> Written task
Every record below is to be retyped exactly.

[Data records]
● ● ● ●

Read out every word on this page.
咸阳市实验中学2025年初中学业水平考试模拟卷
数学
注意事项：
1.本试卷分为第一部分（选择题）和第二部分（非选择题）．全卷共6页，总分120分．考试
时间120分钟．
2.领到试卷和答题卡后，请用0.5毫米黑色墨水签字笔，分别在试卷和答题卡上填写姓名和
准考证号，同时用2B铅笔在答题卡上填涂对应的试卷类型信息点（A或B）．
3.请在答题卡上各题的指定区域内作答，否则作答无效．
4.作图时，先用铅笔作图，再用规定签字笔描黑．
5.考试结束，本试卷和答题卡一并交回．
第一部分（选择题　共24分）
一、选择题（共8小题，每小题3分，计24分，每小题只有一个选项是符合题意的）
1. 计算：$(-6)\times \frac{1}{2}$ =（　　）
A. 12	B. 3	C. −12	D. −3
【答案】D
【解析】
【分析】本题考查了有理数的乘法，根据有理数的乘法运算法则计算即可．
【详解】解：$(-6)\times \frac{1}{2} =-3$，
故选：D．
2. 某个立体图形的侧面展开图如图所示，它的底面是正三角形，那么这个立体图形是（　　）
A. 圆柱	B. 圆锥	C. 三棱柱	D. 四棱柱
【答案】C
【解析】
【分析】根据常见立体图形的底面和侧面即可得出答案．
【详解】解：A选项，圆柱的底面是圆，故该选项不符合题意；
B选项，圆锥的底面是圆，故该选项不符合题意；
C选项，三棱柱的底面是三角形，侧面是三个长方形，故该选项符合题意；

● ● ● ●

> Response for this exercise
Read out every word on this page.
咸阳市实验中学2025年初中学业水平考试模拟卷
数学
注意事项：
1.本试卷分为第一部分（选择题）和第二部分（非选择题）．全卷共6页，总分120分．考试
时间120分钟．
2.领到试卷和答题卡后，请用0.5毫米黑色墨水签字笔，分别在试卷和答题卡上填写姓名和
准考证号，同时用2B铅笔在答题卡上填涂对应的试卷类型信息点（A或B）．
3.请在答题卡上各题的指定区域内作答，否则作答无效．
4.作图时，先用铅笔作图，再用规定签字笔描黑．
5.考试结束，本试卷和答题卡一并交回．
第一部分（选择题　共24分）
一、选择题（共8小题，每小题3分，计24分，每小题只有一个选项是符合题意的）
1. 计算：$(-6)\times \frac{1}{2}$ =（　　）
A. 12	B. 3	C. −12	D. −3
【答案】D
【解析】
【分析】本题考查了有理数的乘法，根据有理数的乘法运算法则计算即可．
【详解】解：$(-6)\times \frac{1}{2} =-3$，
故选：D．
2. 某个立体图形的侧面展开图如图所示，它的底面是正三角形，那么这个立体图形是（　　）
A. 圆柱	B. 圆锥	C. 三棱柱	D. 四棱柱
【答案】C
【解析】
【分析】根据常见立体图形的底面和侧面即可得出答案．
【详解】解：A选项，圆柱的底面是圆，故该选项不符合题意；
B选项，圆锥的底面是圆，故该选项不符合题意；
C选项，三棱柱的底面是三角形，侧面是三个长方形，故该选项符合题意；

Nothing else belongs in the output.